Data records:
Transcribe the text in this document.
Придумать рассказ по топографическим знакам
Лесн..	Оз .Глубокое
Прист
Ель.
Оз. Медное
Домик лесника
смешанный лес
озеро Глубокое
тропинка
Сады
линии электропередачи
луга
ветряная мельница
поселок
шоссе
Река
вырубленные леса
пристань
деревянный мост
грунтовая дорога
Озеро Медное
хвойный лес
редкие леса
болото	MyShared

• _Instructions for the task_: Take the entries above and transcribe them exactly.

• _Expected answer_:
Transcribe the text in this document.
Придумать рассказ по топографическим знакам
Лесн..	Оз .Глубокое
Прист
Ель.
Оз. Медное
Домик лесника
смешанный лес
озеро Глубокое
тропинка
Сады
линии электропередачи
луга
ветряная мельница
поселок
шоссе
Река
вырубленные леса
пристань
деревянный мост
грунтовая дорога
Озеро Медное
хвойный лес
редкие леса
болото	MyShared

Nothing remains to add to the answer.